What is asked - Write out the full listing again, exactly as it stands.

Data to process -
>>>

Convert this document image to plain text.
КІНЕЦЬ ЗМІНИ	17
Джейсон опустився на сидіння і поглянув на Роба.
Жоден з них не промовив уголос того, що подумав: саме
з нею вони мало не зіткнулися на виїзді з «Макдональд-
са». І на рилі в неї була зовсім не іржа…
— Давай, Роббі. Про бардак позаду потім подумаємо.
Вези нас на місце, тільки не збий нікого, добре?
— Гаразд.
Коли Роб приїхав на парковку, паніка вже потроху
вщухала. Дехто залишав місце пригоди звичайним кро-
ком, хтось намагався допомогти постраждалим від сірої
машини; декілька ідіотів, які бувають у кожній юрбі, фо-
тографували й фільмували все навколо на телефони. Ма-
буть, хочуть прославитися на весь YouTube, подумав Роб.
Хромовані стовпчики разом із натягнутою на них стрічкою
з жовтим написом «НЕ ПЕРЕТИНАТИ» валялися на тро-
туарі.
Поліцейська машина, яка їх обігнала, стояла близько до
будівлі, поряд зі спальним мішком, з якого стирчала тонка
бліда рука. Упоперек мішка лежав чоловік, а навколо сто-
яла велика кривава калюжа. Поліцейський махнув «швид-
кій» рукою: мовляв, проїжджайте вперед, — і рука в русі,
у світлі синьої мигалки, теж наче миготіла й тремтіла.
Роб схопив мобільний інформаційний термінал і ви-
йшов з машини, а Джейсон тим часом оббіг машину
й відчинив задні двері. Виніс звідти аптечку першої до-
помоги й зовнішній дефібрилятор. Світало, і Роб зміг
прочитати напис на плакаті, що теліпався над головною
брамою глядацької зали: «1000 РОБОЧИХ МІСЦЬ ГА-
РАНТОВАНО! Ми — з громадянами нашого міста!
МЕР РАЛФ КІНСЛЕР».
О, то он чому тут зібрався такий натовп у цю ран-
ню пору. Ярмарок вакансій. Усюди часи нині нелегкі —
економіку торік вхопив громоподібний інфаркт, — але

<<<

Exercise response -
Convert this document image to plain text.
КІНЕЦЬ ЗМІНИ	17
Джейсон опустився на сидіння і поглянув на Роба.
Жоден з них не промовив уголос того, що подумав: саме
з нею вони мало не зіткнулися на виїзді з «Макдональд-
са». І на рилі в неї була зовсім не іржа…
— Давай, Роббі. Про бардак позаду потім подумаємо.
Вези нас на місце, тільки не збий нікого, добре?
— Гаразд.
Коли Роб приїхав на парковку, паніка вже потроху
вщухала. Дехто залишав місце пригоди звичайним кро-
ком, хтось намагався допомогти постраждалим від сірої
машини; декілька ідіотів, які бувають у кожній юрбі, фо-
тографували й фільмували все навколо на телефони. Ма-
буть, хочуть прославитися на весь YouTube, подумав Роб.
Хромовані стовпчики разом із натягнутою на них стрічкою
з жовтим написом «НЕ ПЕРЕТИНАТИ» валялися на тро-
туарі.
Поліцейська машина, яка їх обігнала, стояла близько до
будівлі, поряд зі спальним мішком, з якого стирчала тонка
бліда рука. Упоперек мішка лежав чоловік, а навколо сто-
яла велика кривава калюжа. Поліцейський махнув «швид-
кій» рукою: мовляв, проїжджайте вперед, — і рука в русі,
у світлі синьої мигалки, теж наче миготіла й тремтіла.
Роб схопив мобільний інформаційний термінал і ви-
йшов з машини, а Джейсон тим часом оббіг машину
й відчинив задні двері. Виніс звідти аптечку першої до-
помоги й зовнішній дефібрилятор. Світало, і Роб зміг
прочитати напис на плакаті, що теліпався над головною
брамою глядацької зали: «1000 РОБОЧИХ МІСЦЬ ГА-
РАНТОВАНО! Ми — з громадянами нашого міста!
МЕР РАЛФ КІНСЛЕР».
О, то он чому тут зібрався такий натовп у цю ран-
ню пору. Ярмарок вакансій. Усюди часи нині нелегкі —
економіку торік вхопив громоподібний інфаркт, — але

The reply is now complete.